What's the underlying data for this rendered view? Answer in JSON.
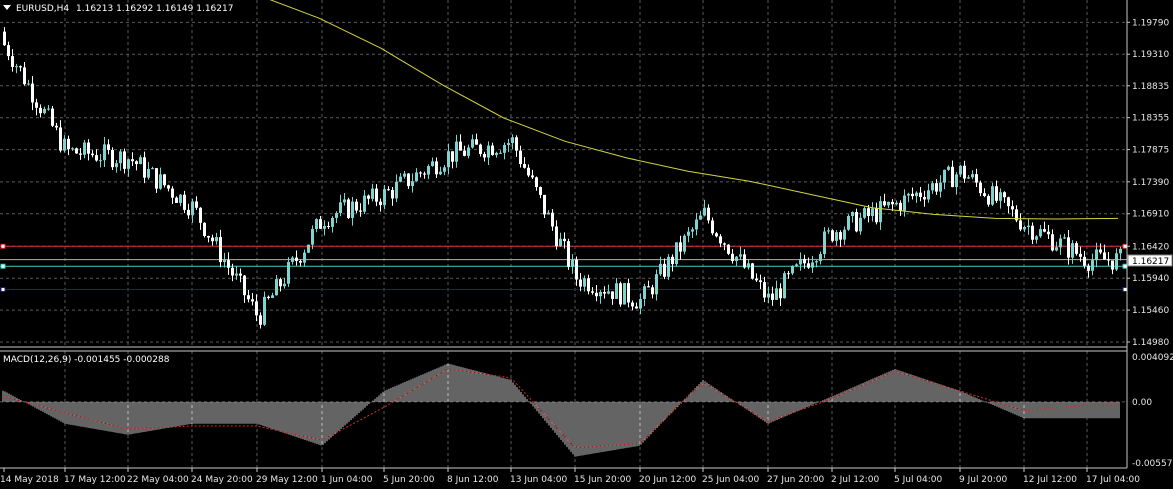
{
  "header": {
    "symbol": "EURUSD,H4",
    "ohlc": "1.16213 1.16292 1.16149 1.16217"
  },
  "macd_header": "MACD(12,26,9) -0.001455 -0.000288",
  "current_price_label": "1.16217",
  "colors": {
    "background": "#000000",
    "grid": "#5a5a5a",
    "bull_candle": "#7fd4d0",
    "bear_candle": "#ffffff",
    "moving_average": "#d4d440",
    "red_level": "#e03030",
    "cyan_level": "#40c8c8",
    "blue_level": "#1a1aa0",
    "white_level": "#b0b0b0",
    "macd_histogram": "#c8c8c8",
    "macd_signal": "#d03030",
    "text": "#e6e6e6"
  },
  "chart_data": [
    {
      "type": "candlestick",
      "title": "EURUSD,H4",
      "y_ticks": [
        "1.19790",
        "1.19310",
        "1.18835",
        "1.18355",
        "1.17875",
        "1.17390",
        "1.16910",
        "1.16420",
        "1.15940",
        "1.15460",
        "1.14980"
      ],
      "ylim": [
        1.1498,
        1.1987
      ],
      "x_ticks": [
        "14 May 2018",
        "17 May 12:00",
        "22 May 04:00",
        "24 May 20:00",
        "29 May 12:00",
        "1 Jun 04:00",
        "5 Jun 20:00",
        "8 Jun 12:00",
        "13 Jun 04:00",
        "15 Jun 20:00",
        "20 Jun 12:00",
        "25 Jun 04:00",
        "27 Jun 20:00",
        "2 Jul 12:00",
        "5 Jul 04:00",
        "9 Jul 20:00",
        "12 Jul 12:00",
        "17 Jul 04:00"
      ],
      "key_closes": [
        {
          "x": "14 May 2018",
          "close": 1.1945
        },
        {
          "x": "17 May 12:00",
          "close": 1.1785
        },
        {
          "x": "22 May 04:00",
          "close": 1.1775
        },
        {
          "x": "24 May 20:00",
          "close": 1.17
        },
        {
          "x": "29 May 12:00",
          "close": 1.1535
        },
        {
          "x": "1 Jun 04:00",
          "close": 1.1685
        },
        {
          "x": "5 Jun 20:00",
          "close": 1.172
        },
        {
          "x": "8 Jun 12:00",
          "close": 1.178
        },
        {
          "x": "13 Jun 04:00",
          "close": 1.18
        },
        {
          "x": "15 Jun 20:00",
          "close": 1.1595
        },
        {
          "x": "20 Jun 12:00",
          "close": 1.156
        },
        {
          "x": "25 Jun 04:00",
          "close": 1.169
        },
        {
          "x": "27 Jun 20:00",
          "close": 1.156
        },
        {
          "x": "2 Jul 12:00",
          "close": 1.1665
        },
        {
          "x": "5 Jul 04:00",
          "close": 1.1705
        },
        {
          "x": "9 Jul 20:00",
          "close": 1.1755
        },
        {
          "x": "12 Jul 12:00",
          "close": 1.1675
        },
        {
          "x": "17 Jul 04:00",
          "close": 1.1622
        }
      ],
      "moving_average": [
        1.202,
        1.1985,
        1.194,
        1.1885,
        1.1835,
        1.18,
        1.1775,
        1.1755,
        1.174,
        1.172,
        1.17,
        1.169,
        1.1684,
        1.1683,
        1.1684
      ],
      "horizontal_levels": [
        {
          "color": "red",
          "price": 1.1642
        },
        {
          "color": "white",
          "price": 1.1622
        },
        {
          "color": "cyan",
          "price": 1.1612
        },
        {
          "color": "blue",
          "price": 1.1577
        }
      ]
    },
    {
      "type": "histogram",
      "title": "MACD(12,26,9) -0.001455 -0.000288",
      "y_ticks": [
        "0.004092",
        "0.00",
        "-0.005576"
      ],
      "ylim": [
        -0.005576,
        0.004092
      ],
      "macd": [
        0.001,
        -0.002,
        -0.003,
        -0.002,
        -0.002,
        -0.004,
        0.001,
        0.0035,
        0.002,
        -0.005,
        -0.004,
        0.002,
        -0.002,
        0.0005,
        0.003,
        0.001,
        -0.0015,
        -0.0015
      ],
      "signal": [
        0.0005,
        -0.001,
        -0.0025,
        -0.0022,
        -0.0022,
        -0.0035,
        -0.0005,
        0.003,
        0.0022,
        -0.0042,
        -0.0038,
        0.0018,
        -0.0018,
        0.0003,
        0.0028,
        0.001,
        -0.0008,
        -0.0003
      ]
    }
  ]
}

* _Task prompt_
Print the records word for word and exclude any picture they hold.

* _Final result_
What's the underlying data for this rendered view? Answer in JSON.
{
  "header": {
    "symbol": "EURUSD,H4",
    "ohlc": "1.16213 1.16292 1.16149 1.16217"
  },
  "macd_header": "MACD(12,26,9) -0.001455 -0.000288",
  "current_price_label": "1.16217",
  "colors": {
    "background": "#000000",
    "grid": "#5a5a5a",
    "bull_candle": "#7fd4d0",
    "bear_candle": "#ffffff",
    "moving_average": "#d4d440",
    "red_level": "#e03030",
    "cyan_level": "#40c8c8",
    "blue_level": "#1a1aa0",
    "white_level": "#b0b0b0",
    "macd_histogram": "#c8c8c8",
    "macd_signal": "#d03030",
    "text": "#e6e6e6"
  },
  "chart_data": [
    {
      "type": "candlestick",
      "title": "EURUSD,H4",
      "y_ticks": [
        "1.19790",
        "1.19310",
        "1.18835",
        "1.18355",
        "1.17875",
        "1.17390",
        "1.16910",
        "1.16420",
        "1.15940",
        "1.15460",
        "1.14980"
      ],
      "ylim": [
        1.1498,
        1.1987
      ],
      "x_ticks": [
        "14 May 2018",
        "17 May 12:00",
        "22 May 04:00",
        "24 May 20:00",
        "29 May 12:00",
        "1 Jun 04:00",
        "5 Jun 20:00",
        "8 Jun 12:00",
        "13 Jun 04:00",
        "15 Jun 20:00",
        "20 Jun 12:00",
        "25 Jun 04:00",
        "27 Jun 20:00",
        "2 Jul 12:00",
        "5 Jul 04:00",
        "9 Jul 20:00",
        "12 Jul 12:00",
        "17 Jul 04:00"
      ],
      "key_closes": [
        {
          "x": "14 May 2018",
          "close": 1.1945
        },
        {
          "x": "17 May 12:00",
          "close": 1.1785
        },
        {
          "x": "22 May 04:00",
          "close": 1.1775
        },
        {
          "x": "24 May 20:00",
          "close": 1.17
        },
        {
          "x": "29 May 12:00",
          "close": 1.1535
        },
        {
          "x": "1 Jun 04:00",
          "close": 1.1685
        },
        {
          "x": "5 Jun 20:00",
          "close": 1.172
        },
        {
          "x": "8 Jun 12:00",
          "close": 1.178
        },
        {
          "x": "13 Jun 04:00",
          "close": 1.18
        },
        {
          "x": "15 Jun 20:00",
          "close": 1.1595
        },
        {
          "x": "20 Jun 12:00",
          "close": 1.156
        },
        {
          "x": "25 Jun 04:00",
          "close": 1.169
        },
        {
          "x": "27 Jun 20:00",
          "close": 1.156
        },
        {
          "x": "2 Jul 12:00",
          "close": 1.1665
        },
        {
          "x": "5 Jul 04:00",
          "close": 1.1705
        },
        {
          "x": "9 Jul 20:00",
          "close": 1.1755
        },
        {
          "x": "12 Jul 12:00",
          "close": 1.1675
        },
        {
          "x": "17 Jul 04:00",
          "close": 1.1622
        }
      ],
      "moving_average": [
        1.202,
        1.1985,
        1.194,
        1.1885,
        1.1835,
        1.18,
        1.1775,
        1.1755,
        1.174,
        1.172,
        1.17,
        1.169,
        1.1684,
        1.1683,
        1.1684
      ],
      "horizontal_levels": [
        {
          "color": "red",
          "price": 1.1642
        },
        {
          "color": "white",
          "price": 1.1622
        },
        {
          "color": "cyan",
          "price": 1.1612
        },
        {
          "color": "blue",
          "price": 1.1577
        }
      ]
    },
    {
      "type": "histogram",
      "title": "MACD(12,26,9) -0.001455 -0.000288",
      "y_ticks": [
        "0.004092",
        "0.00",
        "-0.005576"
      ],
      "ylim": [
        -0.005576,
        0.004092
      ],
      "macd": [
        0.001,
        -0.002,
        -0.003,
        -0.002,
        -0.002,
        -0.004,
        0.001,
        0.0035,
        0.002,
        -0.005,
        -0.004,
        0.002,
        -0.002,
        0.0005,
        0.003,
        0.001,
        -0.0015,
        -0.0015
      ],
      "signal": [
        0.0005,
        -0.001,
        -0.0025,
        -0.0022,
        -0.0022,
        -0.0035,
        -0.0005,
        0.003,
        0.0022,
        -0.0042,
        -0.0038,
        0.0018,
        -0.0018,
        0.0003,
        0.0028,
        0.001,
        -0.0008,
        -0.0003
      ]
    }
  ]
}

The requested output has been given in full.